_Directions for this task_: Every line that includes the word "What" is to be listed.
▼
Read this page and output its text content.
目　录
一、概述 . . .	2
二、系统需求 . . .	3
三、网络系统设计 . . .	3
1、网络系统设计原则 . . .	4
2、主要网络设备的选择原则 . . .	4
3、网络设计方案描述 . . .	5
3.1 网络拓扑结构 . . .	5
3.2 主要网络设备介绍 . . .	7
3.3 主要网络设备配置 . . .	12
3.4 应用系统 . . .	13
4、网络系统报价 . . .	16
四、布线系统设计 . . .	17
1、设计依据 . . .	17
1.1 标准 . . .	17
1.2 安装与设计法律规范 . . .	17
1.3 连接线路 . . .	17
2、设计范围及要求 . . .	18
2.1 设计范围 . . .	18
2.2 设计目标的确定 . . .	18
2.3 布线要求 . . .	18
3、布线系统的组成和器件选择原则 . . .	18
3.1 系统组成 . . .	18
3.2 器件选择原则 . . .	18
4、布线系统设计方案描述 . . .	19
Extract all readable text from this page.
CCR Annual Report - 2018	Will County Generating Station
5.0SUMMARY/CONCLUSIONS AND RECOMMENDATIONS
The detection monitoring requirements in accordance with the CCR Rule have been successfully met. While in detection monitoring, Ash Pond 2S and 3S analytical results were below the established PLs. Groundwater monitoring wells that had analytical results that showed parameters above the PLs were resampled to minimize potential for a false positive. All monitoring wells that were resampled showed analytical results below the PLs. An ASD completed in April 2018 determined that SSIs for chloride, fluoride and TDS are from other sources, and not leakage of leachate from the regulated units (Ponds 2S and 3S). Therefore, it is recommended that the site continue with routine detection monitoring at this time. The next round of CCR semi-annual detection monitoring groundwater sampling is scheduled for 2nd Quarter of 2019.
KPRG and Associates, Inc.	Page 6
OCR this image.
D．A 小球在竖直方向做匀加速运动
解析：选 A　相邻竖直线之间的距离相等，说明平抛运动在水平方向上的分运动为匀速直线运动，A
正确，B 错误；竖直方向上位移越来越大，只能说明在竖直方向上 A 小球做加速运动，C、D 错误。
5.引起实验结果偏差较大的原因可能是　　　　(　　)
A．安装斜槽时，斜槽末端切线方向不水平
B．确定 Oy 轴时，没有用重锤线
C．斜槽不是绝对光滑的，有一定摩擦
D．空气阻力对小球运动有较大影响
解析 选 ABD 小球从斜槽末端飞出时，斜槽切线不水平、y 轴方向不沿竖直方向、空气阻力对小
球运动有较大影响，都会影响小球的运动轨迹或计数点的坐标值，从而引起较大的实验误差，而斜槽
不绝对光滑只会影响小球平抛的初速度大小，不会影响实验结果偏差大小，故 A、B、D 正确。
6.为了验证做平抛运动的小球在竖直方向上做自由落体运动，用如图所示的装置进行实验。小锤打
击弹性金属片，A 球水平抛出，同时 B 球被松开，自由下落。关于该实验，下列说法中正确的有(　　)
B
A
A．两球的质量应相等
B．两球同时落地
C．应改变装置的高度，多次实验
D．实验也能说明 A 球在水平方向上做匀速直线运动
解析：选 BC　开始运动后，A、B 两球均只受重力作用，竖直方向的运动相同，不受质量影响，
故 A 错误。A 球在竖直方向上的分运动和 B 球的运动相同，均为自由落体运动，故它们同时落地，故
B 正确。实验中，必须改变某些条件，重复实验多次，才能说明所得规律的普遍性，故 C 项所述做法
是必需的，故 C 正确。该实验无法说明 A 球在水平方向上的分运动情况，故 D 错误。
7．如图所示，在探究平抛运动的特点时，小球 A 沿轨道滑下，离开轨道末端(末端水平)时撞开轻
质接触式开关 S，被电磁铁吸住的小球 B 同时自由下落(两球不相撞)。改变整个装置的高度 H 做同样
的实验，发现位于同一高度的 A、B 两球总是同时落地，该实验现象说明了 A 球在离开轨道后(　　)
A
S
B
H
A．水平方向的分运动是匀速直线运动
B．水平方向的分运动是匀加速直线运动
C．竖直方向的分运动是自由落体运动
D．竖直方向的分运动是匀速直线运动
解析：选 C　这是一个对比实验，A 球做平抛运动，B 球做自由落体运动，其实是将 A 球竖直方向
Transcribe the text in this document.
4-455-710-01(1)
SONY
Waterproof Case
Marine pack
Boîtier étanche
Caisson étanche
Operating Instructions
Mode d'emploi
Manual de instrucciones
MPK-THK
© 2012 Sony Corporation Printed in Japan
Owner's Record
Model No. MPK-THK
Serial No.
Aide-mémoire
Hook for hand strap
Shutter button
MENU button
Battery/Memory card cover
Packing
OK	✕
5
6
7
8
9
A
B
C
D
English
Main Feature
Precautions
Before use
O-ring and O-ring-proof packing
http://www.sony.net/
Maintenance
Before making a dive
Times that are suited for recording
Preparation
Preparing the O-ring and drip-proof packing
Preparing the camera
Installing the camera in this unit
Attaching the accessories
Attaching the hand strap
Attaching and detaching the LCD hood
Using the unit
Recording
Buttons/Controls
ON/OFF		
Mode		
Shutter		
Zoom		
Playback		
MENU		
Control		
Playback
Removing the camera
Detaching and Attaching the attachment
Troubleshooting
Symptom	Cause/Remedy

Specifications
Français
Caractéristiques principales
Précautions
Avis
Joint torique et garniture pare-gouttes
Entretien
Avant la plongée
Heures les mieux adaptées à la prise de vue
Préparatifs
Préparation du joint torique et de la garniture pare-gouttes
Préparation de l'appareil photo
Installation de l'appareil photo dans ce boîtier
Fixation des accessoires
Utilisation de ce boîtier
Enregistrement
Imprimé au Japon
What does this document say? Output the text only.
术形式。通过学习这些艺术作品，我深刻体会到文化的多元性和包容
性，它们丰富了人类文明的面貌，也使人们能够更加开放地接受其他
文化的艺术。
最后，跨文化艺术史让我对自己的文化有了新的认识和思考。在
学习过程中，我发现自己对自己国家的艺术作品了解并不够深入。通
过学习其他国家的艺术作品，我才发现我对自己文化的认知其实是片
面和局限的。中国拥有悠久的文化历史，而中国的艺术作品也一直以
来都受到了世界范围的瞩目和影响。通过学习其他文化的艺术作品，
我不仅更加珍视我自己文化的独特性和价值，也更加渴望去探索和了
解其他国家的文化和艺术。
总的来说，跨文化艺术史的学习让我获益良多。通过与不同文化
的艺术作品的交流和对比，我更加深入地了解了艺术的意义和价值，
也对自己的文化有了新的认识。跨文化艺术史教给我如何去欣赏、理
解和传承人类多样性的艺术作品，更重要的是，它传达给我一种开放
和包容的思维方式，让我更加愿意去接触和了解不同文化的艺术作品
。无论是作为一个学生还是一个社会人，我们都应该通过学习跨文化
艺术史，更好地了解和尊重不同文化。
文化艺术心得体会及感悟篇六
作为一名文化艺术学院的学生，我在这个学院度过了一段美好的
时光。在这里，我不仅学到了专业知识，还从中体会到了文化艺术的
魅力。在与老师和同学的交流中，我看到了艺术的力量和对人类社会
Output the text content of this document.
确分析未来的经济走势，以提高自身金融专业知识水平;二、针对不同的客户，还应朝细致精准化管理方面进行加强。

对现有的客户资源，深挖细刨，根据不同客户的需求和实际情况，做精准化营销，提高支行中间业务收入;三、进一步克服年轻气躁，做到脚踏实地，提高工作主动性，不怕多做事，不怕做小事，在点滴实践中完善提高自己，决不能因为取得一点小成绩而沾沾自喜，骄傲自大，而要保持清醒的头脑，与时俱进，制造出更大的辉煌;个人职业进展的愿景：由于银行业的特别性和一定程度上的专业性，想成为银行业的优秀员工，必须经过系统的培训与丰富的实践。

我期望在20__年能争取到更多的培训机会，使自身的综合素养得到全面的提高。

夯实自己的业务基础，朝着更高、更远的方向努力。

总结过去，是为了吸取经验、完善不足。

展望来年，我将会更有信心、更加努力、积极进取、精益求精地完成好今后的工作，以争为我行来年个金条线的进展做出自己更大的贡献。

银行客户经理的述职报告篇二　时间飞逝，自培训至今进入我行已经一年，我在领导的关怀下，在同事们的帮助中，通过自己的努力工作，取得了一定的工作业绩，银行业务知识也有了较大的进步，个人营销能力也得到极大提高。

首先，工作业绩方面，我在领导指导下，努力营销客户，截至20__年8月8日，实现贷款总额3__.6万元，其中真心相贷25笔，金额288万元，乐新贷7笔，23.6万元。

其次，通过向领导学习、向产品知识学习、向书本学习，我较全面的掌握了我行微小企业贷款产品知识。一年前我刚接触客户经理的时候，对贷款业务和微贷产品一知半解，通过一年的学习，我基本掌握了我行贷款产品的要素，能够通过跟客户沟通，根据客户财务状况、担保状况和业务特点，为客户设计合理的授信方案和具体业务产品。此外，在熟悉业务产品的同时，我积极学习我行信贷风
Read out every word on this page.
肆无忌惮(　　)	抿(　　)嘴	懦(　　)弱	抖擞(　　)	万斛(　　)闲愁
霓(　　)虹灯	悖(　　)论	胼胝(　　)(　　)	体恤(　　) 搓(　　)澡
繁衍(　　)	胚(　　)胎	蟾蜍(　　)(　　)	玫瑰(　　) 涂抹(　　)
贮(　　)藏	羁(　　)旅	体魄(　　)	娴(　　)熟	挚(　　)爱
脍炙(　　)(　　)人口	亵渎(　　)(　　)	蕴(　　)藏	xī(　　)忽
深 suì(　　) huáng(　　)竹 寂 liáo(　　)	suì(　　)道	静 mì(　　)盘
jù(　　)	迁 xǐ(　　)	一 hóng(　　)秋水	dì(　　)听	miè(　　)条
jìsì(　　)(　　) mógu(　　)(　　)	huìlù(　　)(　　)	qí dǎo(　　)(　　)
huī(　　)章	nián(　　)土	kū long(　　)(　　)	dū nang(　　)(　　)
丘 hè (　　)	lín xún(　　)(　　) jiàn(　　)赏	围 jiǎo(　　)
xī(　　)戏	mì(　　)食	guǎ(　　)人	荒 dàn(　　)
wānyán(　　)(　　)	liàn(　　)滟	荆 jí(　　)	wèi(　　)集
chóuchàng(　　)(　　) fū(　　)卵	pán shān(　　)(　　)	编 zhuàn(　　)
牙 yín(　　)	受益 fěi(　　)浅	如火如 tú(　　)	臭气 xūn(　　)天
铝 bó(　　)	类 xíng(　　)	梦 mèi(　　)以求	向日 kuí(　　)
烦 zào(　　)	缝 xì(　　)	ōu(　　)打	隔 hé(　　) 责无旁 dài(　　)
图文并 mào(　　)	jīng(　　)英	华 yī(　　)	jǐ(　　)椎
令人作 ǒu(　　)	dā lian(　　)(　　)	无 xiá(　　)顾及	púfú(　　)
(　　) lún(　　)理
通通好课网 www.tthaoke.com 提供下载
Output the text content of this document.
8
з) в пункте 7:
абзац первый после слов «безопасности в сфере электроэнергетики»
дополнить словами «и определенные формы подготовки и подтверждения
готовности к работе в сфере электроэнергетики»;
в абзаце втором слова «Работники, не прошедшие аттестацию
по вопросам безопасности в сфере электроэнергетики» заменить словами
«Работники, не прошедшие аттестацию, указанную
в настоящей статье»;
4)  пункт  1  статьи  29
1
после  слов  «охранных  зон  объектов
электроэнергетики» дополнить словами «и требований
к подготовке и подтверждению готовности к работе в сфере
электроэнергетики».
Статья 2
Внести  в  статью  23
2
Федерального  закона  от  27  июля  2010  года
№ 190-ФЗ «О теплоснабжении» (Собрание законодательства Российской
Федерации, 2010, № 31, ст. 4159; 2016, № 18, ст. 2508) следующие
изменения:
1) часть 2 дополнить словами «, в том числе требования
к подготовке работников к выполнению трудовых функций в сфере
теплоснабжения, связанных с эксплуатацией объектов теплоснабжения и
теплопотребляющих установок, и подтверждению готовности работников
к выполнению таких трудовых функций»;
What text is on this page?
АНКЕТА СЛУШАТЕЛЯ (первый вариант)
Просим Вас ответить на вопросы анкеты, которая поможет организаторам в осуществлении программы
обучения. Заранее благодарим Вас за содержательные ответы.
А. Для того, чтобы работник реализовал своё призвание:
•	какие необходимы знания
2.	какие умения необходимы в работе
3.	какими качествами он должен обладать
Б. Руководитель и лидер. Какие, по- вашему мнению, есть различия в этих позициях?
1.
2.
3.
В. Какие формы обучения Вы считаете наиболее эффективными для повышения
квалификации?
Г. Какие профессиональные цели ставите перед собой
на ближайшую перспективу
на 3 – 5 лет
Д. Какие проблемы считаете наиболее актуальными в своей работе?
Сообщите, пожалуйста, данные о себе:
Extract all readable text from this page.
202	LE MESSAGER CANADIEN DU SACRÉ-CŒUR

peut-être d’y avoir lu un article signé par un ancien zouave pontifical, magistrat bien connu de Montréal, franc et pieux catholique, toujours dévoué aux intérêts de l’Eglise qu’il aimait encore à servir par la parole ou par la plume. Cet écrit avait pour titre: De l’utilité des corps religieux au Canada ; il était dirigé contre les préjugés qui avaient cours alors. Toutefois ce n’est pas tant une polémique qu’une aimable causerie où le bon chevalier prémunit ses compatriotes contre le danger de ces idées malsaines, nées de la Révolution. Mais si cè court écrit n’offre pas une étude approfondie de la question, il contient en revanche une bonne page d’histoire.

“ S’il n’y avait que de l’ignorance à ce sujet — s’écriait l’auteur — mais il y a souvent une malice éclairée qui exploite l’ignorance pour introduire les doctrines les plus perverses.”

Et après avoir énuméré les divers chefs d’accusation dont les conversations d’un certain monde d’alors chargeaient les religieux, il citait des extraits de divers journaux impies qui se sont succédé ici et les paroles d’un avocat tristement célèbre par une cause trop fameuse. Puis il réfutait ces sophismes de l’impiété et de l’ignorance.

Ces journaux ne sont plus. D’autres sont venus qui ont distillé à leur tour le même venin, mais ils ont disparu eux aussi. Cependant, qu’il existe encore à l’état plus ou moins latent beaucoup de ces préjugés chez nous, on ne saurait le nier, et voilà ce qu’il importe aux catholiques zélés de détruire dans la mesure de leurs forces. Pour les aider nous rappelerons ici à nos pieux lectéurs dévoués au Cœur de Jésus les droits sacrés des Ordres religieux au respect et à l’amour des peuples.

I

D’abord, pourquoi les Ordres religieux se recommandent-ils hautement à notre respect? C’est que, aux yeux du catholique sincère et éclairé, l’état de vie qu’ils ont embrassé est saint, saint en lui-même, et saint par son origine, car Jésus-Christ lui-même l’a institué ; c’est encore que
▲
_Response to this exercise_:
What does this document say? Output the text only.
What text is on this page?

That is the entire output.